- Directions: Lines containing the word "الناقص" are to be located and copied.

Data records
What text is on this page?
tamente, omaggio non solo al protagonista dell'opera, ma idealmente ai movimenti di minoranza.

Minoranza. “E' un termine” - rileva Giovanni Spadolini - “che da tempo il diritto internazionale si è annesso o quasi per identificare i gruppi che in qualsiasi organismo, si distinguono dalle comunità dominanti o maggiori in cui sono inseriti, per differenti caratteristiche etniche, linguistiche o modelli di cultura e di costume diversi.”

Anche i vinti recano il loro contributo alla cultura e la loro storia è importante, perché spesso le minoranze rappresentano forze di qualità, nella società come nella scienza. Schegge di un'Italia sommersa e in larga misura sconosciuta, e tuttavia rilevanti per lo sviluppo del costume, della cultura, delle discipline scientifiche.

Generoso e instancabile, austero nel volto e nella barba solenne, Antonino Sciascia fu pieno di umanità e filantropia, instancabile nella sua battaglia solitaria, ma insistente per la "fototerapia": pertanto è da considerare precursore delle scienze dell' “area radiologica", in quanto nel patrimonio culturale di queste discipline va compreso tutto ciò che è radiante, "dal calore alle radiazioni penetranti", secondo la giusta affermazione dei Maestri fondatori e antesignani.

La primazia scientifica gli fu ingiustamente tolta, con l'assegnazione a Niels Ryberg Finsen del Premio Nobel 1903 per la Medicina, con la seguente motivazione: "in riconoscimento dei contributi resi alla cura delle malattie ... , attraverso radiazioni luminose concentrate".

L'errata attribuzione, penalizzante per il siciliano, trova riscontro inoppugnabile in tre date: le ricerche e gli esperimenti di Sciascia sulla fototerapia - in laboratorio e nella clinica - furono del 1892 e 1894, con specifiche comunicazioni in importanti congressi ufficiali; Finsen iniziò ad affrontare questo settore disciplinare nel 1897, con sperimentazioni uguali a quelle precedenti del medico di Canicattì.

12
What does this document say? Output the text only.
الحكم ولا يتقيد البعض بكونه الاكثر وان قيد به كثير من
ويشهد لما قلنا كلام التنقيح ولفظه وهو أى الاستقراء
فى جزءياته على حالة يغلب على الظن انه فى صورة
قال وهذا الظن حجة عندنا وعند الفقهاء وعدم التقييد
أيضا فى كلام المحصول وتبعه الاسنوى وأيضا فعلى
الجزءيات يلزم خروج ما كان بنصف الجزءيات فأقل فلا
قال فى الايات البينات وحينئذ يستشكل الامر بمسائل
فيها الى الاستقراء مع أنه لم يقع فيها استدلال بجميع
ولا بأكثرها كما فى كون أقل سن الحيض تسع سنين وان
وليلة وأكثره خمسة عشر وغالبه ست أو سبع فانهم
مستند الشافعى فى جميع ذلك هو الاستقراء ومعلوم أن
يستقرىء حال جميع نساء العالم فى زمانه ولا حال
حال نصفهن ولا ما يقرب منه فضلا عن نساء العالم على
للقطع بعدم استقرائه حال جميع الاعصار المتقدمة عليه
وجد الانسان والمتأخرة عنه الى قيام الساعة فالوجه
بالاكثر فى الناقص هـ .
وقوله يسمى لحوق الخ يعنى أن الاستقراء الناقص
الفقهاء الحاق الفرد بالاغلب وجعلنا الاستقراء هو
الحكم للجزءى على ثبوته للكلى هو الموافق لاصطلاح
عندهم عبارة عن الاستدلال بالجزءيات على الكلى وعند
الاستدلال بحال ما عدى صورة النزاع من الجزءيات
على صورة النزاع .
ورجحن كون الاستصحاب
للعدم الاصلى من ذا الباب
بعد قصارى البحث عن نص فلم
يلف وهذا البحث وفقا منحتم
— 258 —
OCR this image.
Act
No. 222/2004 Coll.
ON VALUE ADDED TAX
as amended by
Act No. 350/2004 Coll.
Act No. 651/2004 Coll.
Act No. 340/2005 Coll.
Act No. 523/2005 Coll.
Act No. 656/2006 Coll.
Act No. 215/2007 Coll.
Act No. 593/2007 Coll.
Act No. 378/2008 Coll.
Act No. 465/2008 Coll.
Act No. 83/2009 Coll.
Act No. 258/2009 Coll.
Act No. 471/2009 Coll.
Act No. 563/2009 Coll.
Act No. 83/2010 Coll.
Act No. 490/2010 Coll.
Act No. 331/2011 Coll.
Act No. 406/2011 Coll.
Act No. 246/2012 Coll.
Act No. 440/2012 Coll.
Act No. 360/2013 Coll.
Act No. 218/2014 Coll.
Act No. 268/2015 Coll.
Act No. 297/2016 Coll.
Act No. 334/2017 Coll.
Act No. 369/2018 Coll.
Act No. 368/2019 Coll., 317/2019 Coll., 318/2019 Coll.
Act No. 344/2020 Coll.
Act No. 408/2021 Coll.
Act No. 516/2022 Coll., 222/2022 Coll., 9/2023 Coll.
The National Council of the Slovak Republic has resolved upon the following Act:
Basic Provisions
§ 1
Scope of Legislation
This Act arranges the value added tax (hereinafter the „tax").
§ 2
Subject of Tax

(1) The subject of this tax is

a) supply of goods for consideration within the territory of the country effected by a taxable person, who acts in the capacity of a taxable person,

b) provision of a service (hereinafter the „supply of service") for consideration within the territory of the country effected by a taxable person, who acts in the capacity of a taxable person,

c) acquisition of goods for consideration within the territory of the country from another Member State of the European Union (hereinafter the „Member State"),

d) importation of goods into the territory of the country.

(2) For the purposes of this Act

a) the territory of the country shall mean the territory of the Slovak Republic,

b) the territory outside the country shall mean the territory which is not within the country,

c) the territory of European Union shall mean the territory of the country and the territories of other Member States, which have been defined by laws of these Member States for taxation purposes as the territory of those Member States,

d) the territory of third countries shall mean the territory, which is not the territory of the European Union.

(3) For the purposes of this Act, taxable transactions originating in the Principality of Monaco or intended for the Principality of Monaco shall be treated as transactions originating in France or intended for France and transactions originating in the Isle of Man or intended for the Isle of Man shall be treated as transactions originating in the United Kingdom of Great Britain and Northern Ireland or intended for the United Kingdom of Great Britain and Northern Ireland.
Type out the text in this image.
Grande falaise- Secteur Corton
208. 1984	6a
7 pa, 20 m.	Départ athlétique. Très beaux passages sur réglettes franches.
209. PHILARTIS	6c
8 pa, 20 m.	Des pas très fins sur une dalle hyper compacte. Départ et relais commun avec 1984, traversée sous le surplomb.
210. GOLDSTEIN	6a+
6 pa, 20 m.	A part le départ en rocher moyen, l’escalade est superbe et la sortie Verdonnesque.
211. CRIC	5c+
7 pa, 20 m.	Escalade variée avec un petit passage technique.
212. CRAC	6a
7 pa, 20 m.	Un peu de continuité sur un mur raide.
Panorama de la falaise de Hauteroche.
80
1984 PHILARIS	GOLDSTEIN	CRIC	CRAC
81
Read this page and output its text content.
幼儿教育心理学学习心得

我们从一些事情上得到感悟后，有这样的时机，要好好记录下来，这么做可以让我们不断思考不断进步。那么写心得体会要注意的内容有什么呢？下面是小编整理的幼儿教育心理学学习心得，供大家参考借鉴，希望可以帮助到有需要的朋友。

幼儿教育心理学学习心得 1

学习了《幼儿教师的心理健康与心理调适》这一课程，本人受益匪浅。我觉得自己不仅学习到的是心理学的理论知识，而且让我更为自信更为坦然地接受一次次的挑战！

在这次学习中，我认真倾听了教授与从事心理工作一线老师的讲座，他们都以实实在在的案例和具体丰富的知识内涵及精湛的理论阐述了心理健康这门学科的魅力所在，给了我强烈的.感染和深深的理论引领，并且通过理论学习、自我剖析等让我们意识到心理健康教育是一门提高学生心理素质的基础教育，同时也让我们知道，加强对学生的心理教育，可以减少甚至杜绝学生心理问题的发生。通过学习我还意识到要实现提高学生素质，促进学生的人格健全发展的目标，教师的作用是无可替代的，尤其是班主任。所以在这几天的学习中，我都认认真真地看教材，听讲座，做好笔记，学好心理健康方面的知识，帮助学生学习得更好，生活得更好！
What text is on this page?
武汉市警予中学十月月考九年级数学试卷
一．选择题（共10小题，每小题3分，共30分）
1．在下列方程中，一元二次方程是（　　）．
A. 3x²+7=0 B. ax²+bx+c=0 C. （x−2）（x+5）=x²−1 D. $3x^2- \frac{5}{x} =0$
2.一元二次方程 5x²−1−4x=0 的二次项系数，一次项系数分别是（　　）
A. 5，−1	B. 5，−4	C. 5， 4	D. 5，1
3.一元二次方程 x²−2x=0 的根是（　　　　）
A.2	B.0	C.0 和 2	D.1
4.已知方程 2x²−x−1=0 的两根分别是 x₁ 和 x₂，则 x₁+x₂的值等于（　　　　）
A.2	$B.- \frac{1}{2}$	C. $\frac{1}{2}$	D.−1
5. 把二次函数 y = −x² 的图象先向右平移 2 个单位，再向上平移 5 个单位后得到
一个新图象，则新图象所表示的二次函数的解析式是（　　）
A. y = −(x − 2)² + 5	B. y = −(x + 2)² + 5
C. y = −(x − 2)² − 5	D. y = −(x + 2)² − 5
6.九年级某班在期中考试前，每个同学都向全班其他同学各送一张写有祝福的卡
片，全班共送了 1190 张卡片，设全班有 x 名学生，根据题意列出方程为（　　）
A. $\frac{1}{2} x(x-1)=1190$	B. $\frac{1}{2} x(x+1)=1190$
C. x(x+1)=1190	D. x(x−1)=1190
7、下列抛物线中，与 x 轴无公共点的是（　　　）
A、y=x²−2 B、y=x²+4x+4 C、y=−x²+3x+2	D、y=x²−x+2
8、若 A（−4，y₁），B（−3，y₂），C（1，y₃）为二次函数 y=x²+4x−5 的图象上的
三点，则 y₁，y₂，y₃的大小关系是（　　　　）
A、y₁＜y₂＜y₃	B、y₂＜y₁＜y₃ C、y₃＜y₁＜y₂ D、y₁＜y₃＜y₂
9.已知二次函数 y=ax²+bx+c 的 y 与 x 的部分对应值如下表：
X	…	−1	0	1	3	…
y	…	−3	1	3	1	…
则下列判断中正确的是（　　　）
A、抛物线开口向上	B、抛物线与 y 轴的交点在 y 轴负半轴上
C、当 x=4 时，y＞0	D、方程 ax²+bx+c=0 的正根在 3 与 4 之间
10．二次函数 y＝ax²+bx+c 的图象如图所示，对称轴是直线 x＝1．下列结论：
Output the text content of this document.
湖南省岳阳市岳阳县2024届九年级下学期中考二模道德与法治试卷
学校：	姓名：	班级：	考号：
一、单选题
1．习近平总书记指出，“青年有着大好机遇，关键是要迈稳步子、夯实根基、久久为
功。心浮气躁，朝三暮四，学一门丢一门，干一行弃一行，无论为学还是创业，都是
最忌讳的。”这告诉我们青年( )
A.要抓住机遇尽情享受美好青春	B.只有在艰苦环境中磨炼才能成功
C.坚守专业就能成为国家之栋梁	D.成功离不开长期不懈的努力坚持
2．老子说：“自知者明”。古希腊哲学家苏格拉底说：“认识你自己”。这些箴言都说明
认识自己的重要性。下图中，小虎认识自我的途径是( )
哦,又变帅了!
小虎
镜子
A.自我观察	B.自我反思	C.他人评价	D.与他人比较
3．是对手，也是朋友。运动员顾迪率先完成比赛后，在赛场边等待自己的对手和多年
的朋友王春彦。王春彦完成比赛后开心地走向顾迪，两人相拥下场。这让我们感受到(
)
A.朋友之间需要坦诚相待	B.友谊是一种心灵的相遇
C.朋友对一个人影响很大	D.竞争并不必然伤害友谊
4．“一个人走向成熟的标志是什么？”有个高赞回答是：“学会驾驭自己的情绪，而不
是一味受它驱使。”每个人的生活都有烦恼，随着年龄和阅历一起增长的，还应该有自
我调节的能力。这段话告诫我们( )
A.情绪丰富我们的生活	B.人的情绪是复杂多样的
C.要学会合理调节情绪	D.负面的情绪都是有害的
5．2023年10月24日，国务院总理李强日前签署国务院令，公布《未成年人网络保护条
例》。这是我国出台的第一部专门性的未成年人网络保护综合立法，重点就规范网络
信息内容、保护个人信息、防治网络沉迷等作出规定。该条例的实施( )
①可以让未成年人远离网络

- Worked solution:
بالاكثر فى الناقص هـ .
وقوله يسمى لحوق الخ يعنى أن الاستقراء الناقص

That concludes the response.